_PROBLEM DESCRIPTION_:
Copy every line in which the string "structured" occurs.

Items from a dataset:

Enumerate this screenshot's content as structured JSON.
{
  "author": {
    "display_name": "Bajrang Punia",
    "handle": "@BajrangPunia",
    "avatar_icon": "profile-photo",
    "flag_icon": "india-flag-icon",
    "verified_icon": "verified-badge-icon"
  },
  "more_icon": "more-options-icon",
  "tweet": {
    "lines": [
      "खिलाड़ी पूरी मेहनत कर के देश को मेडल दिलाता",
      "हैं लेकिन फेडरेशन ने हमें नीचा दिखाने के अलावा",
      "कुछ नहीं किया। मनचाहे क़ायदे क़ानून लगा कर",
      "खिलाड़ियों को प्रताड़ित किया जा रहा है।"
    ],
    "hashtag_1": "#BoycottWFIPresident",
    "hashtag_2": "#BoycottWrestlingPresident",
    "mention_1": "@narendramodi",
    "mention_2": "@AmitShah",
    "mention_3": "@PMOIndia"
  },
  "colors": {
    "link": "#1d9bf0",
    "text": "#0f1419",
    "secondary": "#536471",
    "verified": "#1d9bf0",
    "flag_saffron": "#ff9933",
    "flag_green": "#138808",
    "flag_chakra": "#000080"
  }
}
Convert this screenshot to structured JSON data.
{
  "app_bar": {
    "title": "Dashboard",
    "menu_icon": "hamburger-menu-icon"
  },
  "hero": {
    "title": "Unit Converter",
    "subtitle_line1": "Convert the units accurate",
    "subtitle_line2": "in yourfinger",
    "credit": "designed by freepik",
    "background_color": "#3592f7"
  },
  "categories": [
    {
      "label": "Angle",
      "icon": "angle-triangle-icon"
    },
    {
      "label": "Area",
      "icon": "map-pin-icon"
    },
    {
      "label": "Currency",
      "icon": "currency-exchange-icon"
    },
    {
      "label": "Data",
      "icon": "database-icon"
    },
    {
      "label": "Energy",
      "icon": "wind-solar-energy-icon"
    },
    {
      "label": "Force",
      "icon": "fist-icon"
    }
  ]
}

_THE COMPLETED TASK_:
Enumerate this screenshot's content as structured JSON.
Convert this screenshot to structured JSON data.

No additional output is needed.